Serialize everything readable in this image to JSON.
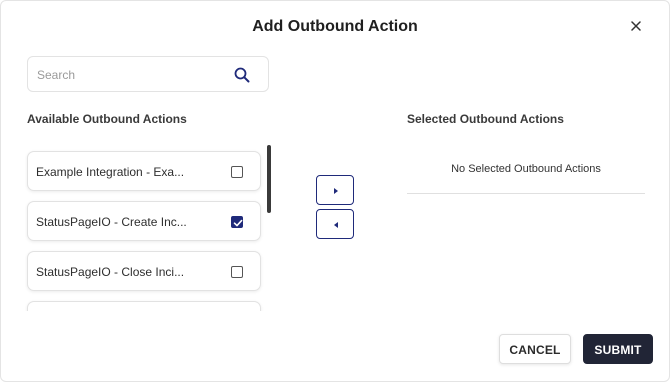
{
  "dialog": {
    "title": "Add Outbound Action",
    "close_icon": "close-icon"
  },
  "search": {
    "placeholder": "Search",
    "value": "",
    "icon": "search-icon"
  },
  "available": {
    "label": "Available Outbound Actions",
    "items": [
      {
        "label": "Example Integration - Exa...",
        "checked": false
      },
      {
        "label": "StatusPageIO - Create Inc...",
        "checked": true
      },
      {
        "label": "StatusPageIO - Close Inci...",
        "checked": false
      },
      {
        "label": "",
        "checked": false
      }
    ]
  },
  "move": {
    "right_icon": "caret-right-icon",
    "left_icon": "caret-left-icon"
  },
  "selected": {
    "label": "Selected Outbound Actions",
    "empty_text": "No Selected Outbound Actions"
  },
  "footer": {
    "cancel_label": "CANCEL",
    "submit_label": "SUBMIT"
  },
  "colors": {
    "accent": "#1f2a7a",
    "submit_bg": "#212536"
  }
}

┄┄┄┄┄┄

What needs to be done
Set down all the data again exactly as above, pictures excluded.

Output below
Serialize everything readable in this image to JSON.
{
  "dialog": {
    "title": "Add Outbound Action",
    "close_icon": "close-icon"
  },
  "search": {
    "placeholder": "Search",
    "value": "",
    "icon": "search-icon"
  },
  "available": {
    "label": "Available Outbound Actions",
    "items": [
      {
        "label": "Example Integration - Exa...",
        "checked": false
      },
      {
        "label": "StatusPageIO - Create Inc...",
        "checked": true
      },
      {
        "label": "StatusPageIO - Close Inci...",
        "checked": false
      },
      {
        "label": "",
        "checked": false
      }
    ]
  },
  "move": {
    "right_icon": "caret-right-icon",
    "left_icon": "caret-left-icon"
  },
  "selected": {
    "label": "Selected Outbound Actions",
    "empty_text": "No Selected Outbound Actions"
  },
  "footer": {
    "cancel_label": "CANCEL",
    "submit_label": "SUBMIT"
  },
  "colors": {
    "accent": "#1f2a7a",
    "submit_bg": "#212536"
  }
}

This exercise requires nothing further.